Leave out the pictures and repeat the data exactly.

►

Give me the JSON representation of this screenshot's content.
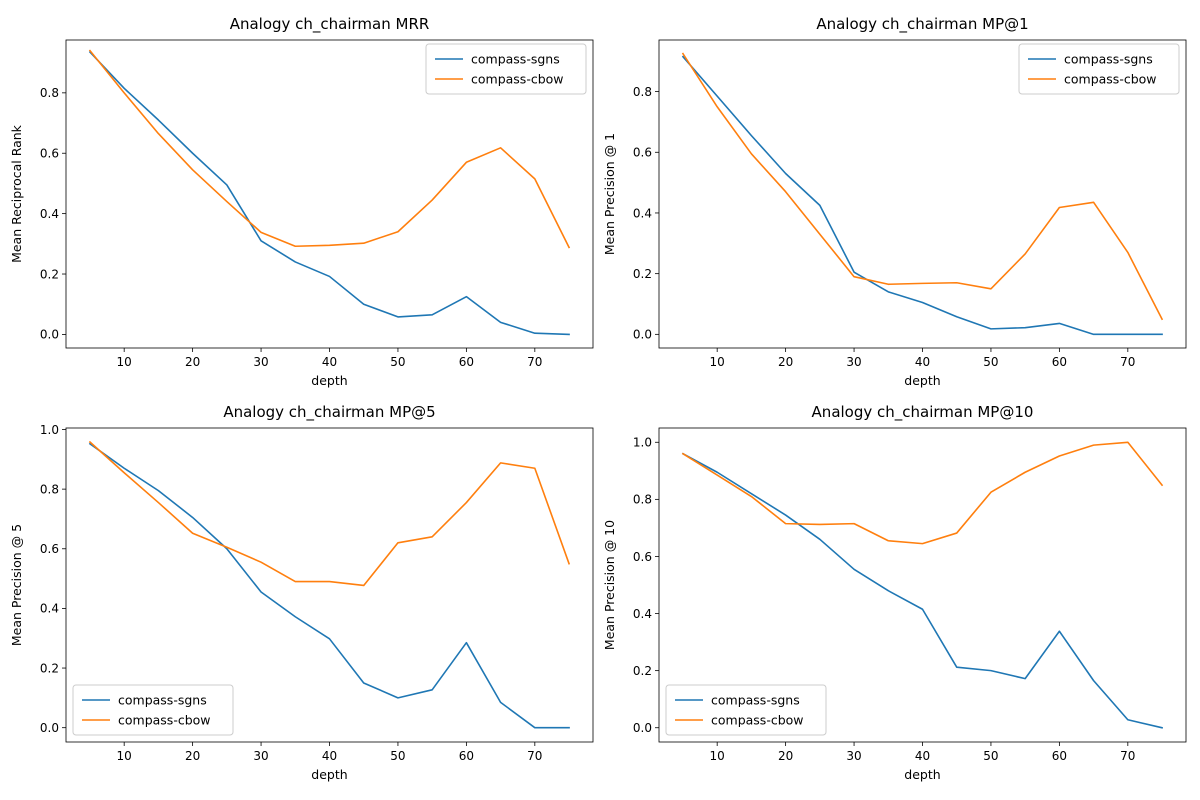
{
  "colors": {
    "compass-sgns": "#1f77b4",
    "compass-cbow": "#ff7f0e"
  },
  "chart_data": [
    {
      "type": "line",
      "title": "Analogy ch_chairman MRR",
      "xlabel": "depth",
      "ylabel": "Mean Reciprocal Rank",
      "xlim": [
        1.5,
        78.5
      ],
      "ylim": [
        -0.045,
        0.975
      ],
      "xticks": [
        10,
        20,
        30,
        40,
        50,
        60,
        70
      ],
      "yticks": [
        0.0,
        0.2,
        0.4,
        0.6,
        0.8
      ],
      "ytick_labels": [
        "0.0",
        "0.2",
        "0.4",
        "0.6",
        "0.8"
      ],
      "legend": "upper right",
      "x": [
        5,
        10,
        15,
        20,
        25,
        30,
        35,
        40,
        45,
        50,
        55,
        60,
        65,
        70,
        75
      ],
      "series": [
        {
          "name": "compass-sgns",
          "values": [
            0.935,
            0.815,
            0.71,
            0.6,
            0.495,
            0.31,
            0.24,
            0.192,
            0.1,
            0.058,
            0.065,
            0.125,
            0.04,
            0.004,
            0.0
          ]
        },
        {
          "name": "compass-cbow",
          "values": [
            0.94,
            0.8,
            0.665,
            0.545,
            0.44,
            0.338,
            0.292,
            0.295,
            0.302,
            0.34,
            0.445,
            0.57,
            0.618,
            0.515,
            0.288
          ]
        }
      ]
    },
    {
      "type": "line",
      "title": "Analogy ch_chairman MP@1",
      "xlabel": "depth",
      "ylabel": "Mean Precision @ 1",
      "xlim": [
        1.5,
        78.5
      ],
      "ylim": [
        -0.045,
        0.97
      ],
      "xticks": [
        10,
        20,
        30,
        40,
        50,
        60,
        70
      ],
      "yticks": [
        0.0,
        0.2,
        0.4,
        0.6,
        0.8
      ],
      "ytick_labels": [
        "0.0",
        "0.2",
        "0.4",
        "0.6",
        "0.8"
      ],
      "legend": "upper right",
      "x": [
        5,
        10,
        15,
        20,
        25,
        30,
        35,
        40,
        45,
        50,
        55,
        60,
        65,
        70,
        75
      ],
      "series": [
        {
          "name": "compass-sgns",
          "values": [
            0.915,
            0.785,
            0.655,
            0.53,
            0.425,
            0.205,
            0.14,
            0.105,
            0.058,
            0.018,
            0.022,
            0.036,
            0.0,
            0.0,
            0.0
          ]
        },
        {
          "name": "compass-cbow",
          "values": [
            0.925,
            0.75,
            0.595,
            0.47,
            0.33,
            0.19,
            0.165,
            0.168,
            0.17,
            0.15,
            0.265,
            0.418,
            0.435,
            0.27,
            0.05
          ]
        }
      ]
    },
    {
      "type": "line",
      "title": "Analogy ch_chairman MP@5",
      "xlabel": "depth",
      "ylabel": "Mean Precision @ 5",
      "xlim": [
        1.5,
        78.5
      ],
      "ylim": [
        -0.048,
        1.005
      ],
      "xticks": [
        10,
        20,
        30,
        40,
        50,
        60,
        70
      ],
      "yticks": [
        0.0,
        0.2,
        0.4,
        0.6,
        0.8,
        1.0
      ],
      "ytick_labels": [
        "0.0",
        "0.2",
        "0.4",
        "0.6",
        "0.8",
        "1.0"
      ],
      "legend": "lower left",
      "x": [
        5,
        10,
        15,
        20,
        25,
        30,
        35,
        40,
        45,
        50,
        55,
        60,
        65,
        70,
        75
      ],
      "series": [
        {
          "name": "compass-sgns",
          "values": [
            0.952,
            0.87,
            0.795,
            0.705,
            0.6,
            0.455,
            0.372,
            0.298,
            0.15,
            0.1,
            0.127,
            0.285,
            0.085,
            0.0,
            0.0
          ]
        },
        {
          "name": "compass-cbow",
          "values": [
            0.958,
            0.855,
            0.755,
            0.652,
            0.605,
            0.555,
            0.49,
            0.49,
            0.477,
            0.62,
            0.64,
            0.755,
            0.888,
            0.87,
            0.55
          ]
        }
      ]
    },
    {
      "type": "line",
      "title": "Analogy ch_chairman MP@10",
      "xlabel": "depth",
      "ylabel": "Mean Precision @ 10",
      "xlim": [
        1.5,
        78.5
      ],
      "ylim": [
        -0.05,
        1.05
      ],
      "xticks": [
        10,
        20,
        30,
        40,
        50,
        60,
        70
      ],
      "yticks": [
        0.0,
        0.2,
        0.4,
        0.6,
        0.8,
        1.0
      ],
      "ytick_labels": [
        "0.0",
        "0.2",
        "0.4",
        "0.6",
        "0.8",
        "1.0"
      ],
      "legend": "lower left",
      "x": [
        5,
        10,
        15,
        20,
        25,
        30,
        35,
        40,
        45,
        50,
        55,
        60,
        65,
        70,
        75
      ],
      "series": [
        {
          "name": "compass-sgns",
          "values": [
            0.96,
            0.895,
            0.82,
            0.745,
            0.66,
            0.555,
            0.48,
            0.415,
            0.212,
            0.2,
            0.172,
            0.338,
            0.165,
            0.028,
            0.0
          ]
        },
        {
          "name": "compass-cbow",
          "values": [
            0.96,
            0.885,
            0.81,
            0.715,
            0.712,
            0.715,
            0.655,
            0.645,
            0.682,
            0.825,
            0.895,
            0.952,
            0.99,
            1.0,
            0.85
          ]
        }
      ]
    }
  ]
}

◄

- [Answer to the problem]:
Give me the JSON representation of this screenshot's content.
{
  "colors": {
    "compass-sgns": "#1f77b4",
    "compass-cbow": "#ff7f0e"
  },
  "chart_data": [
    {
      "type": "line",
      "title": "Analogy ch_chairman MRR",
      "xlabel": "depth",
      "ylabel": "Mean Reciprocal Rank",
      "xlim": [
        1.5,
        78.5
      ],
      "ylim": [
        -0.045,
        0.975
      ],
      "xticks": [
        10,
        20,
        30,
        40,
        50,
        60,
        70
      ],
      "yticks": [
        0.0,
        0.2,
        0.4,
        0.6,
        0.8
      ],
      "ytick_labels": [
        "0.0",
        "0.2",
        "0.4",
        "0.6",
        "0.8"
      ],
      "legend": "upper right",
      "x": [
        5,
        10,
        15,
        20,
        25,
        30,
        35,
        40,
        45,
        50,
        55,
        60,
        65,
        70,
        75
      ],
      "series": [
        {
          "name": "compass-sgns",
          "values": [
            0.935,
            0.815,
            0.71,
            0.6,
            0.495,
            0.31,
            0.24,
            0.192,
            0.1,
            0.058,
            0.065,
            0.125,
            0.04,
            0.004,
            0.0
          ]
        },
        {
          "name": "compass-cbow",
          "values": [
            0.94,
            0.8,
            0.665,
            0.545,
            0.44,
            0.338,
            0.292,
            0.295,
            0.302,
            0.34,
            0.445,
            0.57,
            0.618,
            0.515,
            0.288
          ]
        }
      ]
    },
    {
      "type": "line",
      "title": "Analogy ch_chairman MP@1",
      "xlabel": "depth",
      "ylabel": "Mean Precision @ 1",
      "xlim": [
        1.5,
        78.5
      ],
      "ylim": [
        -0.045,
        0.97
      ],
      "xticks": [
        10,
        20,
        30,
        40,
        50,
        60,
        70
      ],
      "yticks": [
        0.0,
        0.2,
        0.4,
        0.6,
        0.8
      ],
      "ytick_labels": [
        "0.0",
        "0.2",
        "0.4",
        "0.6",
        "0.8"
      ],
      "legend": "upper right",
      "x": [
        5,
        10,
        15,
        20,
        25,
        30,
        35,
        40,
        45,
        50,
        55,
        60,
        65,
        70,
        75
      ],
      "series": [
        {
          "name": "compass-sgns",
          "values": [
            0.915,
            0.785,
            0.655,
            0.53,
            0.425,
            0.205,
            0.14,
            0.105,
            0.058,
            0.018,
            0.022,
            0.036,
            0.0,
            0.0,
            0.0
          ]
        },
        {
          "name": "compass-cbow",
          "values": [
            0.925,
            0.75,
            0.595,
            0.47,
            0.33,
            0.19,
            0.165,
            0.168,
            0.17,
            0.15,
            0.265,
            0.418,
            0.435,
            0.27,
            0.05
          ]
        }
      ]
    },
    {
      "type": "line",
      "title": "Analogy ch_chairman MP@5",
      "xlabel": "depth",
      "ylabel": "Mean Precision @ 5",
      "xlim": [
        1.5,
        78.5
      ],
      "ylim": [
        -0.048,
        1.005
      ],
      "xticks": [
        10,
        20,
        30,
        40,
        50,
        60,
        70
      ],
      "yticks": [
        0.0,
        0.2,
        0.4,
        0.6,
        0.8,
        1.0
      ],
      "ytick_labels": [
        "0.0",
        "0.2",
        "0.4",
        "0.6",
        "0.8",
        "1.0"
      ],
      "legend": "lower left",
      "x": [
        5,
        10,
        15,
        20,
        25,
        30,
        35,
        40,
        45,
        50,
        55,
        60,
        65,
        70,
        75
      ],
      "series": [
        {
          "name": "compass-sgns",
          "values": [
            0.952,
            0.87,
            0.795,
            0.705,
            0.6,
            0.455,
            0.372,
            0.298,
            0.15,
            0.1,
            0.127,
            0.285,
            0.085,
            0.0,
            0.0
          ]
        },
        {
          "name": "compass-cbow",
          "values": [
            0.958,
            0.855,
            0.755,
            0.652,
            0.605,
            0.555,
            0.49,
            0.49,
            0.477,
            0.62,
            0.64,
            0.755,
            0.888,
            0.87,
            0.55
          ]
        }
      ]
    },
    {
      "type": "line",
      "title": "Analogy ch_chairman MP@10",
      "xlabel": "depth",
      "ylabel": "Mean Precision @ 10",
      "xlim": [
        1.5,
        78.5
      ],
      "ylim": [
        -0.05,
        1.05
      ],
      "xticks": [
        10,
        20,
        30,
        40,
        50,
        60,
        70
      ],
      "yticks": [
        0.0,
        0.2,
        0.4,
        0.6,
        0.8,
        1.0
      ],
      "ytick_labels": [
        "0.0",
        "0.2",
        "0.4",
        "0.6",
        "0.8",
        "1.0"
      ],
      "legend": "lower left",
      "x": [
        5,
        10,
        15,
        20,
        25,
        30,
        35,
        40,
        45,
        50,
        55,
        60,
        65,
        70,
        75
      ],
      "series": [
        {
          "name": "compass-sgns",
          "values": [
            0.96,
            0.895,
            0.82,
            0.745,
            0.66,
            0.555,
            0.48,
            0.415,
            0.212,
            0.2,
            0.172,
            0.338,
            0.165,
            0.028,
            0.0
          ]
        },
        {
          "name": "compass-cbow",
          "values": [
            0.96,
            0.885,
            0.81,
            0.715,
            0.712,
            0.715,
            0.655,
            0.645,
            0.682,
            0.825,
            0.895,
            0.952,
            0.99,
            1.0,
            0.85
          ]
        }
      ]
    }
  ]
}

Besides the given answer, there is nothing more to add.